# Given exercise
Records follow. Pull out every line that contains "igen".

# Dataset records
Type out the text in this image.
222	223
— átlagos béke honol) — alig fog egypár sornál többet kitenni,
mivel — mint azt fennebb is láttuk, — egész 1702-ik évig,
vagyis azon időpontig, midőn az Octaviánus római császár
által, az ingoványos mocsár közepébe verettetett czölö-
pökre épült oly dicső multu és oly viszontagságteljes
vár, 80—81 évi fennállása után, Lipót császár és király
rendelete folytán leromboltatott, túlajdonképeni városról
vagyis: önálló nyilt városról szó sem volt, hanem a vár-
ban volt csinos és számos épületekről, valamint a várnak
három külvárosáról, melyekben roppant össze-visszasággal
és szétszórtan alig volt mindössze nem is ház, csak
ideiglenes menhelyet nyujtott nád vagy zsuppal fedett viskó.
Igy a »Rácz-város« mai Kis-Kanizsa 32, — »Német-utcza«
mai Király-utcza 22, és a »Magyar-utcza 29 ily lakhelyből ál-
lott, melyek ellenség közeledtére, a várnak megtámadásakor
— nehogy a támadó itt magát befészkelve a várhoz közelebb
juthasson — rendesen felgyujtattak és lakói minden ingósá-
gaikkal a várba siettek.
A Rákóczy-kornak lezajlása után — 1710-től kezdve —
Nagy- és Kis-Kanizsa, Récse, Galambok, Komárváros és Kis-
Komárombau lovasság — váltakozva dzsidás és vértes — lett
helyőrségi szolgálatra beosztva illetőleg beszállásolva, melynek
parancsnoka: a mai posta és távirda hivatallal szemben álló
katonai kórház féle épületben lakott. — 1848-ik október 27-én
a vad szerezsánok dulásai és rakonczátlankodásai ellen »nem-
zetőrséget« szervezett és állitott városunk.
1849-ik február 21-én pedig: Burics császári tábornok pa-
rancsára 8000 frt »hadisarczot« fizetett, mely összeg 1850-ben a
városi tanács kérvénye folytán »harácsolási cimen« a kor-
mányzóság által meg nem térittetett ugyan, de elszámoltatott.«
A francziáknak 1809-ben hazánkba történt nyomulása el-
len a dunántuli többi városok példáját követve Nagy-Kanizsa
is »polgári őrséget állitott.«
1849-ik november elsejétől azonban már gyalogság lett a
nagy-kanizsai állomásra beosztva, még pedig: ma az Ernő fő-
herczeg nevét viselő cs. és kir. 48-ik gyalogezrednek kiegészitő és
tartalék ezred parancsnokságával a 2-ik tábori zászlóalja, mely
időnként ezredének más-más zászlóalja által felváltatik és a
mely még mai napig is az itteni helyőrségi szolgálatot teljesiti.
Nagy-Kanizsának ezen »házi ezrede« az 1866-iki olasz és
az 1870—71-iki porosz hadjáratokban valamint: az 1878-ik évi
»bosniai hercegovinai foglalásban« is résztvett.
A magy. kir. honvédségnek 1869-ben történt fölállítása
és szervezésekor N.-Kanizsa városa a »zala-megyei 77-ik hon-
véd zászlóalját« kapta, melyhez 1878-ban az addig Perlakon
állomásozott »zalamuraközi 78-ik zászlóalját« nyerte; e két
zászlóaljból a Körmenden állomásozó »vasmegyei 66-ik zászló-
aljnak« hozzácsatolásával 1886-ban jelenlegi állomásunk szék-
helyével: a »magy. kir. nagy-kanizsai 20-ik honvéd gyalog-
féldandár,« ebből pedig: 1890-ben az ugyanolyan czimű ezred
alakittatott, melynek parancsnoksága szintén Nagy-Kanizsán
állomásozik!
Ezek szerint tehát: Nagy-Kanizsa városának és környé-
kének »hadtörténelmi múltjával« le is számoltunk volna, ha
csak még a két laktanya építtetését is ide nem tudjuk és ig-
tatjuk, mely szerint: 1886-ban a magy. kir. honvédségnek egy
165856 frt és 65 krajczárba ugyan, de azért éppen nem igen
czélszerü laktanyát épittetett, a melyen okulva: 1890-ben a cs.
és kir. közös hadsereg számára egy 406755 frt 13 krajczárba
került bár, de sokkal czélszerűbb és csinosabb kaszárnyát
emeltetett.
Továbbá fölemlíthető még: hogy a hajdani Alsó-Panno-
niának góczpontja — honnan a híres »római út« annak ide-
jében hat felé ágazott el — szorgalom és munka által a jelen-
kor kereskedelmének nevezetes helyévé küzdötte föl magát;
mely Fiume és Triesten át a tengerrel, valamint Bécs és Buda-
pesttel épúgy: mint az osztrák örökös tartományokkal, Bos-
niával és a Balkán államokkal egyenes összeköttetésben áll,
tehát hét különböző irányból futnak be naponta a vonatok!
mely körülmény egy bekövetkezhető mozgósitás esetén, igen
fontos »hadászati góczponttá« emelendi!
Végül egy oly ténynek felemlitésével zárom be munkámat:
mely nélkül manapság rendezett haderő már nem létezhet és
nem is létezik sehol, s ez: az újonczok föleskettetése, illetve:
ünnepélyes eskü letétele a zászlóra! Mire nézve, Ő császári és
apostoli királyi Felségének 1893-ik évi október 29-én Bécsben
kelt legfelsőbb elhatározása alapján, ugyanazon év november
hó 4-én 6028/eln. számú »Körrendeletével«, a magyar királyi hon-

# Complete answer
165856 frt és 65 krajczárba ugyan, de azért éppen nem igen
mely körülmény egy bekövetkezhető mozgósitás esetén, igen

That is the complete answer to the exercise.